### What to do
Repeat each entry exactly and drop the pictures.

### Data records
◆ ◆ ◆

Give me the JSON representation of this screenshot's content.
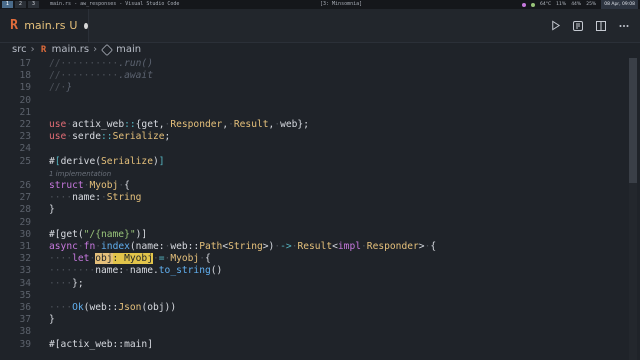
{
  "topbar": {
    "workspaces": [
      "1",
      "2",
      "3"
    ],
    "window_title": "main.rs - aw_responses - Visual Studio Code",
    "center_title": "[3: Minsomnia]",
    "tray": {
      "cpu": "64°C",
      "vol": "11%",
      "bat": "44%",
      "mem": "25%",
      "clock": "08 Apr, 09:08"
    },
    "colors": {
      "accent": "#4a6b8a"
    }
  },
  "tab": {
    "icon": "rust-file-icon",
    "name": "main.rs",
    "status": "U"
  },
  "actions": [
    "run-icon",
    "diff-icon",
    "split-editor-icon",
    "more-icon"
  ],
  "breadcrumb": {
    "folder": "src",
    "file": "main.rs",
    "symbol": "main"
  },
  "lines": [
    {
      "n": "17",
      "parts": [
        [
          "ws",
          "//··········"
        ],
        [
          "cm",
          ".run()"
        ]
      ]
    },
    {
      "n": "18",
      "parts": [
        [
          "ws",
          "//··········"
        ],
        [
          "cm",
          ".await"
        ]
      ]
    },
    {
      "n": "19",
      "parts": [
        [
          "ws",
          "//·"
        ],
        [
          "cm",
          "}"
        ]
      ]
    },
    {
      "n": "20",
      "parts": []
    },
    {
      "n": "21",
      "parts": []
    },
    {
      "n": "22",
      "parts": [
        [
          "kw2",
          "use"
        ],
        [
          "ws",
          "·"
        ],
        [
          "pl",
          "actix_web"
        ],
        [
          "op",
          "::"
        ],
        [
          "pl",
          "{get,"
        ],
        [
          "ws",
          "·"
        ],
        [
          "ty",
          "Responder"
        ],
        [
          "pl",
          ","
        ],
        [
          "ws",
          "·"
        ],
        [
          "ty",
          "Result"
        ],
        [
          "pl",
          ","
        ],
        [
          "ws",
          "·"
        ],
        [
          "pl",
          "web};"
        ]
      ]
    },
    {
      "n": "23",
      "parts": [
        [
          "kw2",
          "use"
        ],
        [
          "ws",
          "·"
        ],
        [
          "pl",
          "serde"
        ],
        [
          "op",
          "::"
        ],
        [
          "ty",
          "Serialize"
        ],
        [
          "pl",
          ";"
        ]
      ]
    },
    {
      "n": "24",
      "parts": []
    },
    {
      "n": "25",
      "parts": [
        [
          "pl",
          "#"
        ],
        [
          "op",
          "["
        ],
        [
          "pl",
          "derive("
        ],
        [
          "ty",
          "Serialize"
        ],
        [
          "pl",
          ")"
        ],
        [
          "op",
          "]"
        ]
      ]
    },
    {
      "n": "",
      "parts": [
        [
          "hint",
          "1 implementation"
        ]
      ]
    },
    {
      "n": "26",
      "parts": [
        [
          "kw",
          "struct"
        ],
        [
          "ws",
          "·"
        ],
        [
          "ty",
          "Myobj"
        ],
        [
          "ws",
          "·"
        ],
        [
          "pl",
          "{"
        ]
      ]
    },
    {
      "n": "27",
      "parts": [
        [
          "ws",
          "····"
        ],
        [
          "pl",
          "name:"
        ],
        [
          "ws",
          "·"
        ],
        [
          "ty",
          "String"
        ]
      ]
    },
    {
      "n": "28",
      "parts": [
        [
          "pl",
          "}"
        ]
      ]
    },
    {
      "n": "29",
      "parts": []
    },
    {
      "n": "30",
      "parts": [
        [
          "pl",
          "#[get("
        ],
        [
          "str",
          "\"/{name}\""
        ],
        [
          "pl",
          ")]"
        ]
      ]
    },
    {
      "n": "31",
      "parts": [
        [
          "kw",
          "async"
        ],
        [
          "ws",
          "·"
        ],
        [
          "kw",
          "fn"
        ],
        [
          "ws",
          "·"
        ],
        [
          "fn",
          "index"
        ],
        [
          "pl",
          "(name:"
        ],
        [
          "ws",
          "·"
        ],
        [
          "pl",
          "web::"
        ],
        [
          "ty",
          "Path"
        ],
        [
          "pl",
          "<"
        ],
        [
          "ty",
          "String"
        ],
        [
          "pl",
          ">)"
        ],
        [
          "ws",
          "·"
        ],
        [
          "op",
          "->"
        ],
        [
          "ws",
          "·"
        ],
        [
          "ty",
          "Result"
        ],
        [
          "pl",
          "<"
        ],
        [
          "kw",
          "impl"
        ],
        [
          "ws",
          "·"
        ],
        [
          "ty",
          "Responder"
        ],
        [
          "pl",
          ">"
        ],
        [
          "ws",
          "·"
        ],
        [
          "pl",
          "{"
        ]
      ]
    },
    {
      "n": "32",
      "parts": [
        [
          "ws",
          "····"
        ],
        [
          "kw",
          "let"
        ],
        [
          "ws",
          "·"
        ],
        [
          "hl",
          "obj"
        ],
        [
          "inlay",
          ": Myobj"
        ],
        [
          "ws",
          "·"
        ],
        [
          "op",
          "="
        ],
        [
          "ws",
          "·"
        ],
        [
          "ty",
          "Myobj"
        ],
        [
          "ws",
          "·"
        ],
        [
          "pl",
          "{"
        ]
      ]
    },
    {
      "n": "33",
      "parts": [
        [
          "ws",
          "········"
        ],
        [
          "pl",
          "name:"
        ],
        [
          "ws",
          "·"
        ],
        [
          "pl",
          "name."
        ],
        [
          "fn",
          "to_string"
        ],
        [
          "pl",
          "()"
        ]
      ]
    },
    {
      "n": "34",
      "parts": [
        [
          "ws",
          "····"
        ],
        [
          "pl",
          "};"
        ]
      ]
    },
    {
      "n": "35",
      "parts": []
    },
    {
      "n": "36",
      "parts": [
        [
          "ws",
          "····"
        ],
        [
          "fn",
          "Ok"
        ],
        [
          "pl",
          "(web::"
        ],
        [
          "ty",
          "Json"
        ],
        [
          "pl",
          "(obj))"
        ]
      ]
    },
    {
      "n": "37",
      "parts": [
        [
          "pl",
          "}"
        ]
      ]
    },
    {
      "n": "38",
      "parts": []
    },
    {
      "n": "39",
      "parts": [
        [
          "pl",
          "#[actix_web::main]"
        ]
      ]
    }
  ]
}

◆ ◆ ◆

### Complete output
Give me the JSON representation of this screenshot's content.
{
  "topbar": {
    "workspaces": [
      "1",
      "2",
      "3"
    ],
    "window_title": "main.rs - aw_responses - Visual Studio Code",
    "center_title": "[3: Minsomnia]",
    "tray": {
      "cpu": "64°C",
      "vol": "11%",
      "bat": "44%",
      "mem": "25%",
      "clock": "08 Apr, 09:08"
    },
    "colors": {
      "accent": "#4a6b8a"
    }
  },
  "tab": {
    "icon": "rust-file-icon",
    "name": "main.rs",
    "status": "U"
  },
  "actions": [
    "run-icon",
    "diff-icon",
    "split-editor-icon",
    "more-icon"
  ],
  "breadcrumb": {
    "folder": "src",
    "file": "main.rs",
    "symbol": "main"
  },
  "lines": [
    {
      "n": "17",
      "parts": [
        [
          "ws",
          "//··········"
        ],
        [
          "cm",
          ".run()"
        ]
      ]
    },
    {
      "n": "18",
      "parts": [
        [
          "ws",
          "//··········"
        ],
        [
          "cm",
          ".await"
        ]
      ]
    },
    {
      "n": "19",
      "parts": [
        [
          "ws",
          "//·"
        ],
        [
          "cm",
          "}"
        ]
      ]
    },
    {
      "n": "20",
      "parts": []
    },
    {
      "n": "21",
      "parts": []
    },
    {
      "n": "22",
      "parts": [
        [
          "kw2",
          "use"
        ],
        [
          "ws",
          "·"
        ],
        [
          "pl",
          "actix_web"
        ],
        [
          "op",
          "::"
        ],
        [
          "pl",
          "{get,"
        ],
        [
          "ws",
          "·"
        ],
        [
          "ty",
          "Responder"
        ],
        [
          "pl",
          ","
        ],
        [
          "ws",
          "·"
        ],
        [
          "ty",
          "Result"
        ],
        [
          "pl",
          ","
        ],
        [
          "ws",
          "·"
        ],
        [
          "pl",
          "web};"
        ]
      ]
    },
    {
      "n": "23",
      "parts": [
        [
          "kw2",
          "use"
        ],
        [
          "ws",
          "·"
        ],
        [
          "pl",
          "serde"
        ],
        [
          "op",
          "::"
        ],
        [
          "ty",
          "Serialize"
        ],
        [
          "pl",
          ";"
        ]
      ]
    },
    {
      "n": "24",
      "parts": []
    },
    {
      "n": "25",
      "parts": [
        [
          "pl",
          "#"
        ],
        [
          "op",
          "["
        ],
        [
          "pl",
          "derive("
        ],
        [
          "ty",
          "Serialize"
        ],
        [
          "pl",
          ")"
        ],
        [
          "op",
          "]"
        ]
      ]
    },
    {
      "n": "",
      "parts": [
        [
          "hint",
          "1 implementation"
        ]
      ]
    },
    {
      "n": "26",
      "parts": [
        [
          "kw",
          "struct"
        ],
        [
          "ws",
          "·"
        ],
        [
          "ty",
          "Myobj"
        ],
        [
          "ws",
          "·"
        ],
        [
          "pl",
          "{"
        ]
      ]
    },
    {
      "n": "27",
      "parts": [
        [
          "ws",
          "····"
        ],
        [
          "pl",
          "name:"
        ],
        [
          "ws",
          "·"
        ],
        [
          "ty",
          "String"
        ]
      ]
    },
    {
      "n": "28",
      "parts": [
        [
          "pl",
          "}"
        ]
      ]
    },
    {
      "n": "29",
      "parts": []
    },
    {
      "n": "30",
      "parts": [
        [
          "pl",
          "#[get("
        ],
        [
          "str",
          "\"/{name}\""
        ],
        [
          "pl",
          ")]"
        ]
      ]
    },
    {
      "n": "31",
      "parts": [
        [
          "kw",
          "async"
        ],
        [
          "ws",
          "·"
        ],
        [
          "kw",
          "fn"
        ],
        [
          "ws",
          "·"
        ],
        [
          "fn",
          "index"
        ],
        [
          "pl",
          "(name:"
        ],
        [
          "ws",
          "·"
        ],
        [
          "pl",
          "web::"
        ],
        [
          "ty",
          "Path"
        ],
        [
          "pl",
          "<"
        ],
        [
          "ty",
          "String"
        ],
        [
          "pl",
          ">)"
        ],
        [
          "ws",
          "·"
        ],
        [
          "op",
          "->"
        ],
        [
          "ws",
          "·"
        ],
        [
          "ty",
          "Result"
        ],
        [
          "pl",
          "<"
        ],
        [
          "kw",
          "impl"
        ],
        [
          "ws",
          "·"
        ],
        [
          "ty",
          "Responder"
        ],
        [
          "pl",
          ">"
        ],
        [
          "ws",
          "·"
        ],
        [
          "pl",
          "{"
        ]
      ]
    },
    {
      "n": "32",
      "parts": [
        [
          "ws",
          "····"
        ],
        [
          "kw",
          "let"
        ],
        [
          "ws",
          "·"
        ],
        [
          "hl",
          "obj"
        ],
        [
          "inlay",
          ": Myobj"
        ],
        [
          "ws",
          "·"
        ],
        [
          "op",
          "="
        ],
        [
          "ws",
          "·"
        ],
        [
          "ty",
          "Myobj"
        ],
        [
          "ws",
          "·"
        ],
        [
          "pl",
          "{"
        ]
      ]
    },
    {
      "n": "33",
      "parts": [
        [
          "ws",
          "········"
        ],
        [
          "pl",
          "name:"
        ],
        [
          "ws",
          "·"
        ],
        [
          "pl",
          "name."
        ],
        [
          "fn",
          "to_string"
        ],
        [
          "pl",
          "()"
        ]
      ]
    },
    {
      "n": "34",
      "parts": [
        [
          "ws",
          "····"
        ],
        [
          "pl",
          "};"
        ]
      ]
    },
    {
      "n": "35",
      "parts": []
    },
    {
      "n": "36",
      "parts": [
        [
          "ws",
          "····"
        ],
        [
          "fn",
          "Ok"
        ],
        [
          "pl",
          "(web::"
        ],
        [
          "ty",
          "Json"
        ],
        [
          "pl",
          "(obj))"
        ]
      ]
    },
    {
      "n": "37",
      "parts": [
        [
          "pl",
          "}"
        ]
      ]
    },
    {
      "n": "38",
      "parts": []
    },
    {
      "n": "39",
      "parts": [
        [
          "pl",
          "#[actix_web::main]"
        ]
      ]
    }
  ]
}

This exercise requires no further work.